--- WHAT TO PRODUCE ---
Scan the data. Collect each line that contains the word "Animals".

--- DATA FOR THIS TASK ---
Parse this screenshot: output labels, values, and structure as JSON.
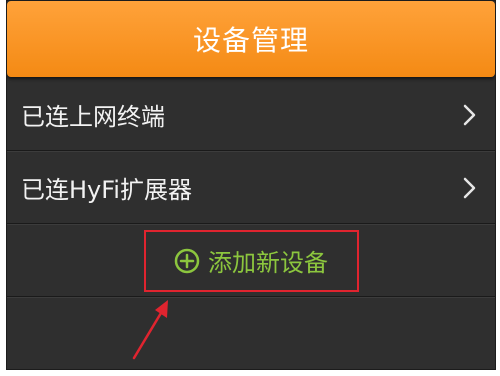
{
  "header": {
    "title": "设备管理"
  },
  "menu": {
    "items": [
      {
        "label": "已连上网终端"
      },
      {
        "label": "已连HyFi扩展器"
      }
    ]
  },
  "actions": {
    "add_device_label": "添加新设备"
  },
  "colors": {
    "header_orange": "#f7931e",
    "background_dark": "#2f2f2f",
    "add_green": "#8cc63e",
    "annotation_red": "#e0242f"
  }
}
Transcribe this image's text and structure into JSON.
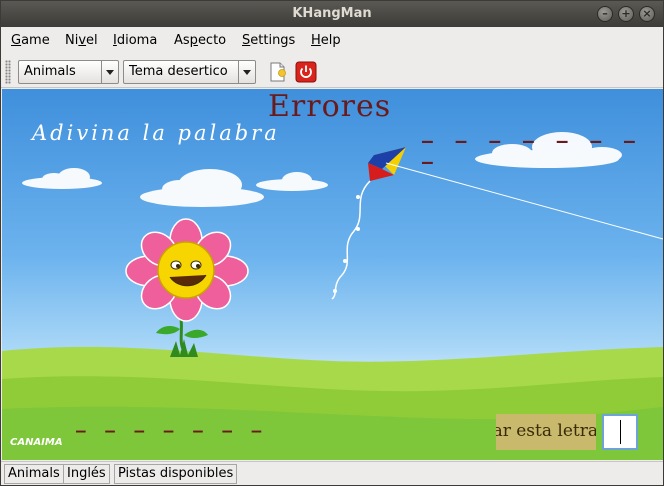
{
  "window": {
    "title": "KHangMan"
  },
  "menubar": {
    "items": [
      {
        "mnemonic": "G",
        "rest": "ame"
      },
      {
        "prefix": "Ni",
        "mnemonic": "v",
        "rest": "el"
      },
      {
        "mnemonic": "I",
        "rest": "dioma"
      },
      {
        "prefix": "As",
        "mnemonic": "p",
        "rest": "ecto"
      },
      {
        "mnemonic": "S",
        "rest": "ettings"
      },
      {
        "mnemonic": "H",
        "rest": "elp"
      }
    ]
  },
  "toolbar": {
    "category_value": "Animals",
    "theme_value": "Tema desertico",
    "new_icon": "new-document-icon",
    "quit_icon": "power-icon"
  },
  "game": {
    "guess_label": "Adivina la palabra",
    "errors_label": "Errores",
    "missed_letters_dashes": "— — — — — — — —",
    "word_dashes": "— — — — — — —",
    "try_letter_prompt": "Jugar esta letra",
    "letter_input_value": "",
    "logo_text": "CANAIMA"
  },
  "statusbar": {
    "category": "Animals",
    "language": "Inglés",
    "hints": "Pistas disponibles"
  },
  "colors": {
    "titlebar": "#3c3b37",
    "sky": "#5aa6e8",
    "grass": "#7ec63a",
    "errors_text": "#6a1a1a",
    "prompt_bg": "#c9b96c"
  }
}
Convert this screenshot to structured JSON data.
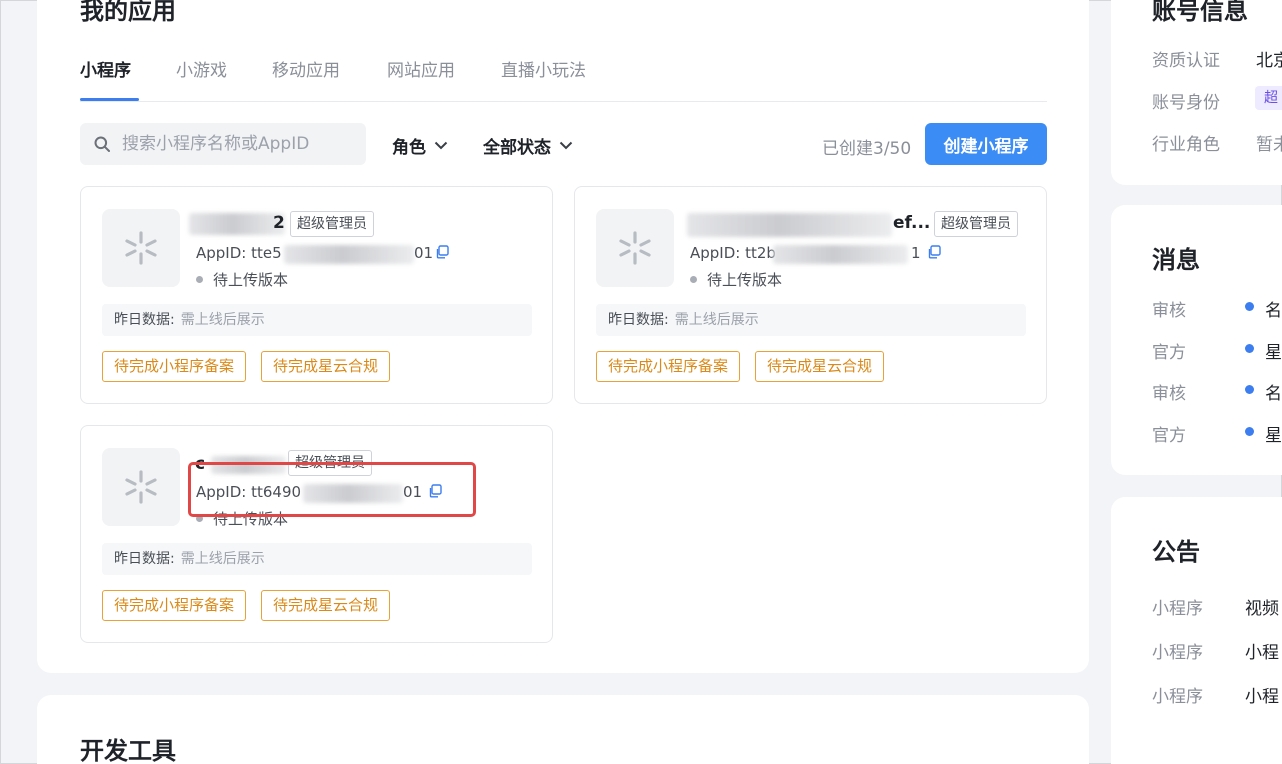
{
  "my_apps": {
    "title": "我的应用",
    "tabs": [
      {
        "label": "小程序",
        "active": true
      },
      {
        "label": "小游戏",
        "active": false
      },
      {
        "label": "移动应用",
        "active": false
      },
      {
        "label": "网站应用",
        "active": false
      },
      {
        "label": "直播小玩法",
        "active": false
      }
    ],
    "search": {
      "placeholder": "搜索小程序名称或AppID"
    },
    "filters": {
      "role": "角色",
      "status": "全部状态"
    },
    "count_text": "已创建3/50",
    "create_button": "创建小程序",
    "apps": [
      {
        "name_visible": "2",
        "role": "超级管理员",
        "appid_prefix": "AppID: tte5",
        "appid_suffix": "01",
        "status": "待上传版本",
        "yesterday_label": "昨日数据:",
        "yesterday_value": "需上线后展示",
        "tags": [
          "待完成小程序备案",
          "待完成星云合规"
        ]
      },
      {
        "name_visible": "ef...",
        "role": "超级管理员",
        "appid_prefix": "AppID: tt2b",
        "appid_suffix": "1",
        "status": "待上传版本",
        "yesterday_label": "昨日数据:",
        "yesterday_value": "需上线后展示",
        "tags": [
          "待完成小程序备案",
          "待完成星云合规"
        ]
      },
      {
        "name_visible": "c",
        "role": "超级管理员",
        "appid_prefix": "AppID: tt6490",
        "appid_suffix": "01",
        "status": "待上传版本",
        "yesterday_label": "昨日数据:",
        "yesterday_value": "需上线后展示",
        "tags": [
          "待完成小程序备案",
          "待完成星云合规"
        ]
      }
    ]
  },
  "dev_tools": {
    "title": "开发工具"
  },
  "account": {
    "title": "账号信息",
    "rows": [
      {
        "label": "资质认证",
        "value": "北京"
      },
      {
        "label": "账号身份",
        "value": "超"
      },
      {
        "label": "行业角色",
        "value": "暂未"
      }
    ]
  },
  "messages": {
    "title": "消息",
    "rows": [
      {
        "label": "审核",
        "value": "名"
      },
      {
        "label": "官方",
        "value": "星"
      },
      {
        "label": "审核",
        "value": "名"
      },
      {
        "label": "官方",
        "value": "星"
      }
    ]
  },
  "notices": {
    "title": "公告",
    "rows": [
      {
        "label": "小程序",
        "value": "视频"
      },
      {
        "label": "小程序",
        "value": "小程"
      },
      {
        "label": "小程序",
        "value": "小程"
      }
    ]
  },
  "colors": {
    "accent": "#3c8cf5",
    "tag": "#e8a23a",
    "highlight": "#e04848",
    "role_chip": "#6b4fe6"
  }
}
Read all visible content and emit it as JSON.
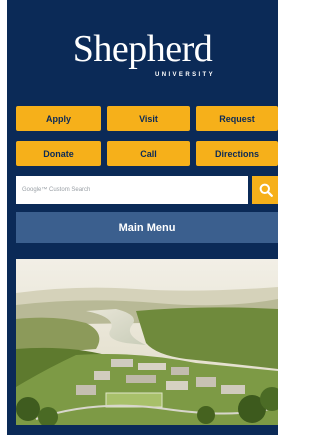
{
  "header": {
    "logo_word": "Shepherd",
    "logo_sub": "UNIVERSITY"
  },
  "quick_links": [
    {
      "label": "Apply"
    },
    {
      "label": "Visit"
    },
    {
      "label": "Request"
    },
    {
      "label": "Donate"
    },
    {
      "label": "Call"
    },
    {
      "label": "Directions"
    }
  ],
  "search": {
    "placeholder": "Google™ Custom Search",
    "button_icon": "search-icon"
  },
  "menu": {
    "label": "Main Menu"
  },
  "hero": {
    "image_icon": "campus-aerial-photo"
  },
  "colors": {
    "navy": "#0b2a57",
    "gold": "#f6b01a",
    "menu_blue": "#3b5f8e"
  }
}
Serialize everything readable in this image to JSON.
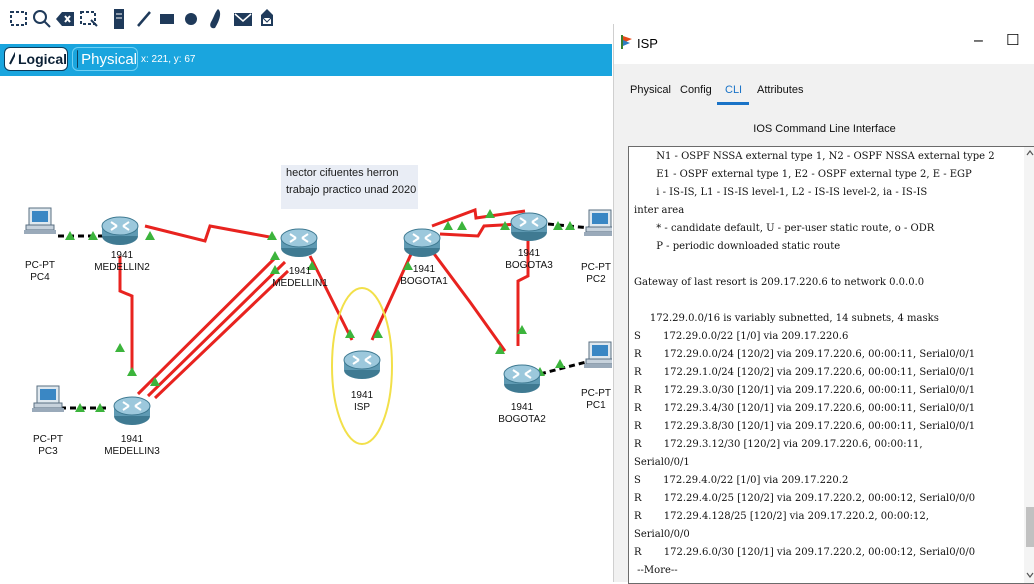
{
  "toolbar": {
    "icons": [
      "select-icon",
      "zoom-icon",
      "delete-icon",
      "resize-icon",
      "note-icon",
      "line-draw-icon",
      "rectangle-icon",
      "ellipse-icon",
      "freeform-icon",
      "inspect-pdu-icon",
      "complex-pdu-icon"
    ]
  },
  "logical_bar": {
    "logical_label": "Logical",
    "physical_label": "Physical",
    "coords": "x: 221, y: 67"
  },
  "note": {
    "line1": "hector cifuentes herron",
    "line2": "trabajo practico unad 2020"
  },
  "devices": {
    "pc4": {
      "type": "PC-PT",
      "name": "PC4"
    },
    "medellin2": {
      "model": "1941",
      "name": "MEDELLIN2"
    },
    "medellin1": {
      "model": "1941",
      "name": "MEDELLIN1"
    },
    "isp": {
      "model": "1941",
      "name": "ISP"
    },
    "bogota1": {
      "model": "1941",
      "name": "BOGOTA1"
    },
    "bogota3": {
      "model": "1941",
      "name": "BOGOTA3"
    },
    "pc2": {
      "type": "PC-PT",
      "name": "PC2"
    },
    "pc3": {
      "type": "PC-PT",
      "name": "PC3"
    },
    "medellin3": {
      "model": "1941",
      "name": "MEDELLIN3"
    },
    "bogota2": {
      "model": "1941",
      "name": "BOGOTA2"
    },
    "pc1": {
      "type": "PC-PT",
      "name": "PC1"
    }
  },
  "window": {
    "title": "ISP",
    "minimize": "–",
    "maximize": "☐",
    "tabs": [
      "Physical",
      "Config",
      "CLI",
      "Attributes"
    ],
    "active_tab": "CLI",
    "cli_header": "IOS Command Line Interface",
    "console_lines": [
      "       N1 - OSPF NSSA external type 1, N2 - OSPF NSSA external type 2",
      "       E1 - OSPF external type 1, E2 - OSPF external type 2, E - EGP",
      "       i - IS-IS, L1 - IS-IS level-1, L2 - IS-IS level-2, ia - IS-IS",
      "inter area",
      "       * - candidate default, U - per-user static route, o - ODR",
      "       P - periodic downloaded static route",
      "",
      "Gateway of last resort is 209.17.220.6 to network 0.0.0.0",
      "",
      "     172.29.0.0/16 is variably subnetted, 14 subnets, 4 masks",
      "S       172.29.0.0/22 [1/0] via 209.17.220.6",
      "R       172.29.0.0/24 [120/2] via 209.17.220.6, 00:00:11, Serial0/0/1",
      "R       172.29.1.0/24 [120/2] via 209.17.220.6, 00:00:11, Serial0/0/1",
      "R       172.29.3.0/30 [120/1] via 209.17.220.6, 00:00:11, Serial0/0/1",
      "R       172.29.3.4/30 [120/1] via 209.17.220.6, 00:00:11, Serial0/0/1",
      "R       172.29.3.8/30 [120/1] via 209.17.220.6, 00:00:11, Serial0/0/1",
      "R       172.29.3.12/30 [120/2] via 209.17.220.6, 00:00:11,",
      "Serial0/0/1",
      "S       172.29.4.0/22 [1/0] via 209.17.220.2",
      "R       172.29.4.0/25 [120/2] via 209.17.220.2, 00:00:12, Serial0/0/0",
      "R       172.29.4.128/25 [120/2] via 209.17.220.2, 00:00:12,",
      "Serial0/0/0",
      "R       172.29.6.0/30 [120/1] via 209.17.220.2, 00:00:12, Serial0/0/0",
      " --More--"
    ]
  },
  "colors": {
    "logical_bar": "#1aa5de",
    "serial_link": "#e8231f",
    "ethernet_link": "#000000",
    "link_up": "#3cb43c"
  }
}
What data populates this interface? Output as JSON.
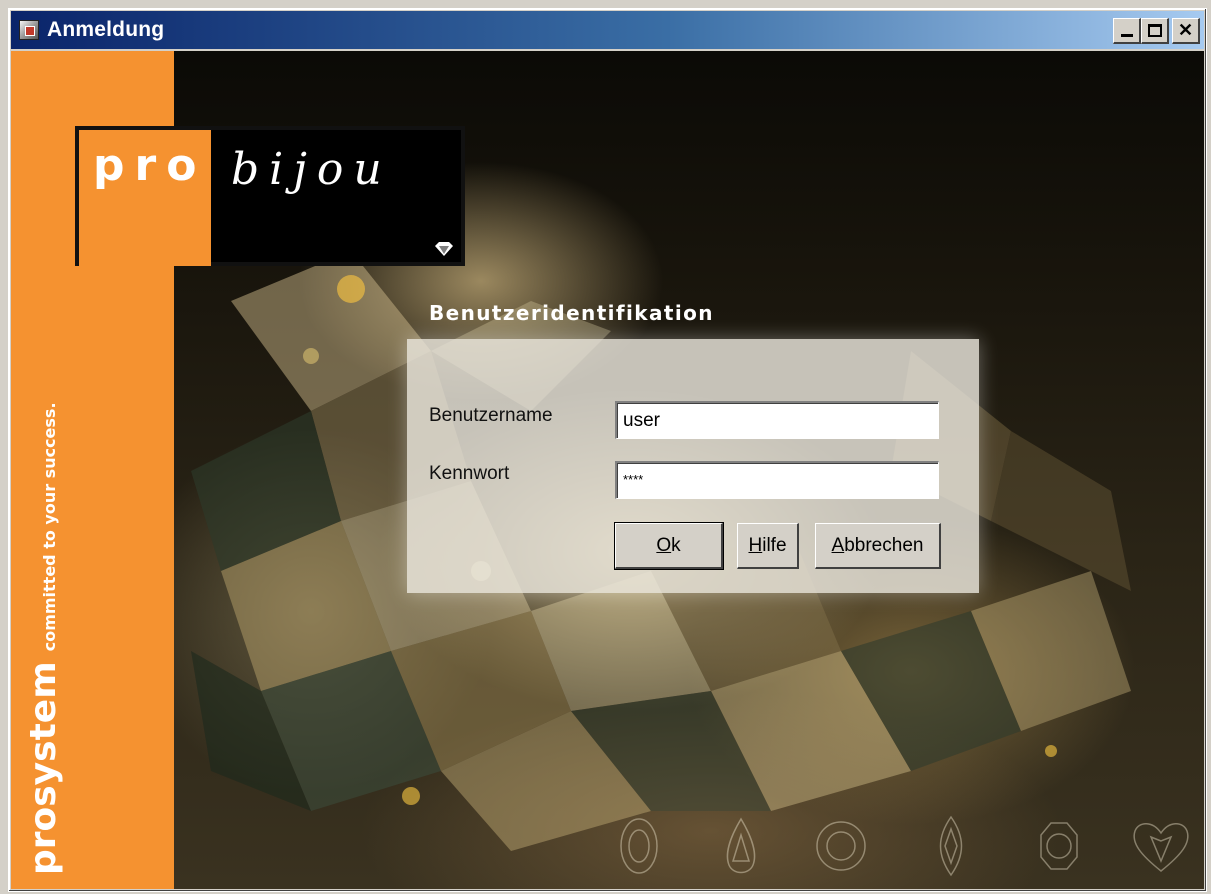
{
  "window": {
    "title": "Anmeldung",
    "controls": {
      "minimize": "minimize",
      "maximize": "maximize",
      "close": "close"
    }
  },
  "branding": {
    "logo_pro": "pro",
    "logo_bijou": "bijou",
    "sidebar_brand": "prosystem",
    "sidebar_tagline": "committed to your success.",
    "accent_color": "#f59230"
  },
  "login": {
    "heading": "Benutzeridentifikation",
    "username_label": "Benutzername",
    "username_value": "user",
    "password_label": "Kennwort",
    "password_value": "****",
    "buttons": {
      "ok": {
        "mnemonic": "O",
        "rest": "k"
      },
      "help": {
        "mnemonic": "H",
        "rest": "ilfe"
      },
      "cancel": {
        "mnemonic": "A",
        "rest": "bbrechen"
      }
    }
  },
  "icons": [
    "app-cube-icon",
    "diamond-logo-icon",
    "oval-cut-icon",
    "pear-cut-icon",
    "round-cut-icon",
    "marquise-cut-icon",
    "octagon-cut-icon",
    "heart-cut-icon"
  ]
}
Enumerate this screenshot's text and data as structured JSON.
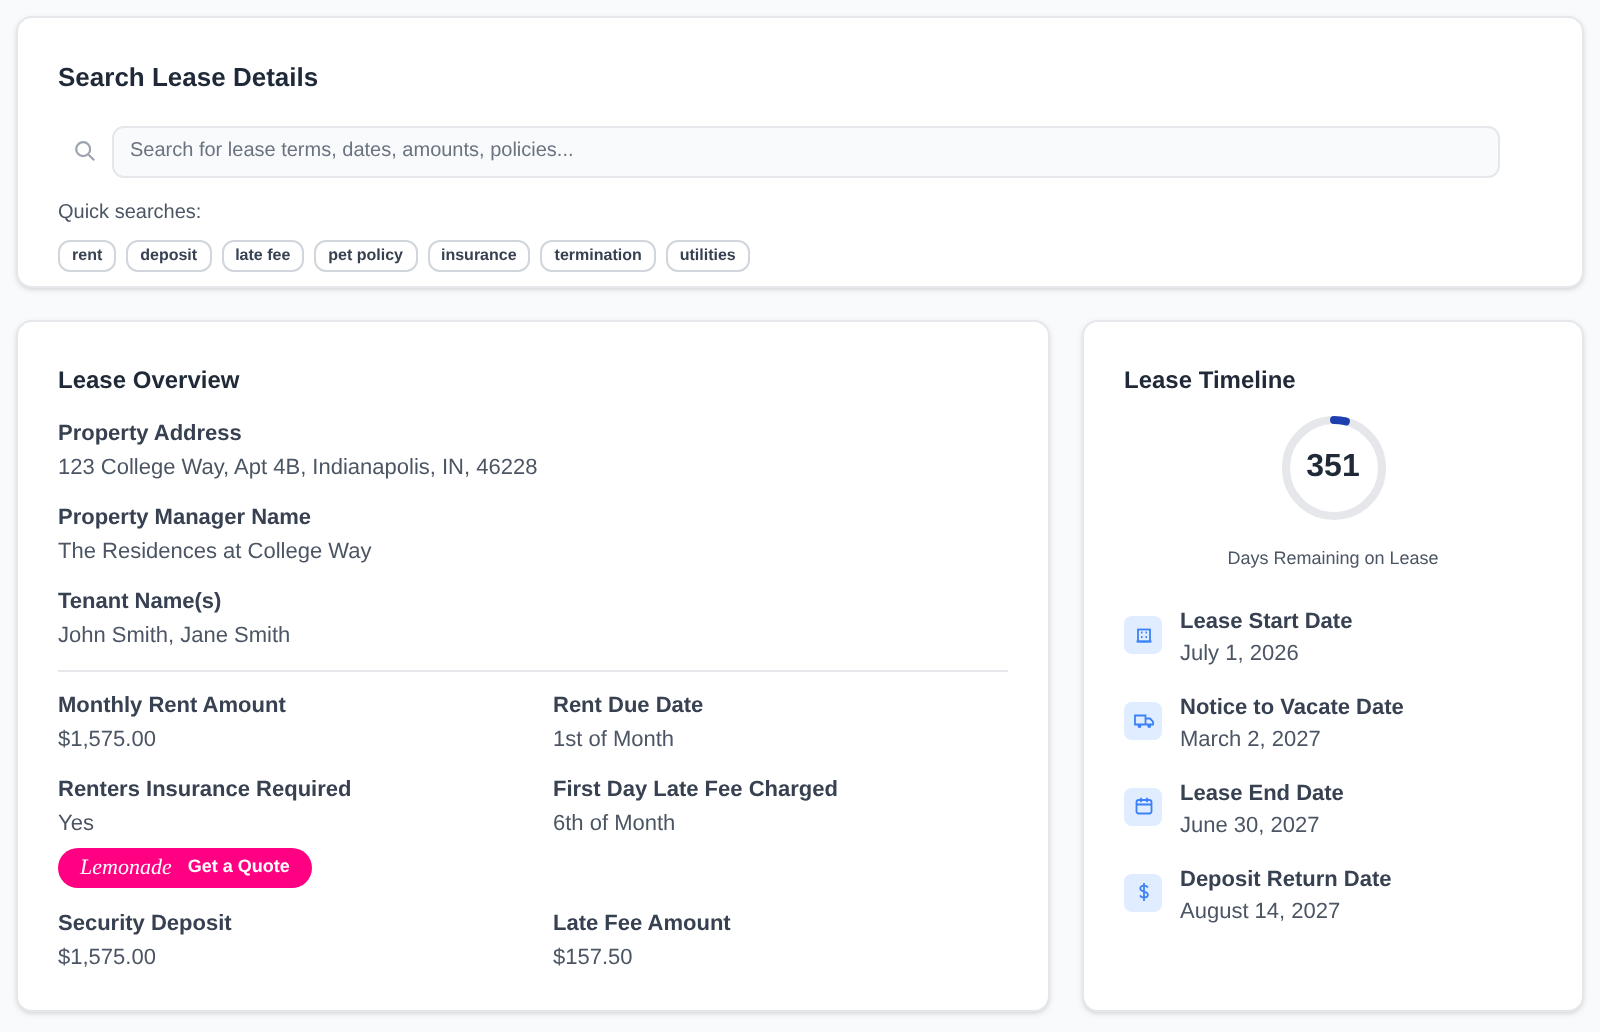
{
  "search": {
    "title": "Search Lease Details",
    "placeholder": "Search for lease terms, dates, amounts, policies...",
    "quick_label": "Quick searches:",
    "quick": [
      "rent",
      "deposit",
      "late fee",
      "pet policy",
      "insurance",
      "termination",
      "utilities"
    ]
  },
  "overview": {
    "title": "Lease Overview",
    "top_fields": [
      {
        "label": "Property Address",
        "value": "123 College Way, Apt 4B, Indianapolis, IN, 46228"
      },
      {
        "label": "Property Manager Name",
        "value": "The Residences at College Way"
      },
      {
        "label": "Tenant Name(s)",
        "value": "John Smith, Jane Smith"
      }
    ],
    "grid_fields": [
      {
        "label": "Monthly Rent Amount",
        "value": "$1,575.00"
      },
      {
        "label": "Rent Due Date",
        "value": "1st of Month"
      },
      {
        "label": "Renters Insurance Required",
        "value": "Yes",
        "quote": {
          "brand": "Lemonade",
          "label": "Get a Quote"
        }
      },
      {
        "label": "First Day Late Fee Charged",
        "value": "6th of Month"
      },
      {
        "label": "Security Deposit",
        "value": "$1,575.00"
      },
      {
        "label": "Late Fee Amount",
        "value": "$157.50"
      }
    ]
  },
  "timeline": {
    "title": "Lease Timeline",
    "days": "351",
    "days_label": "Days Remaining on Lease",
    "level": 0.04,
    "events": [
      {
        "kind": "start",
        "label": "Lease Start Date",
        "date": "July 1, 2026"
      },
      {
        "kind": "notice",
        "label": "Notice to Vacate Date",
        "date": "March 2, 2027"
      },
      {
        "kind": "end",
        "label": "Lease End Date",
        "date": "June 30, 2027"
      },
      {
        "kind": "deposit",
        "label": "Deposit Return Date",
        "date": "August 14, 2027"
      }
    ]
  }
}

--- THE RESPONSE ---
    "category_value": "Animals",
    "category": "Animals",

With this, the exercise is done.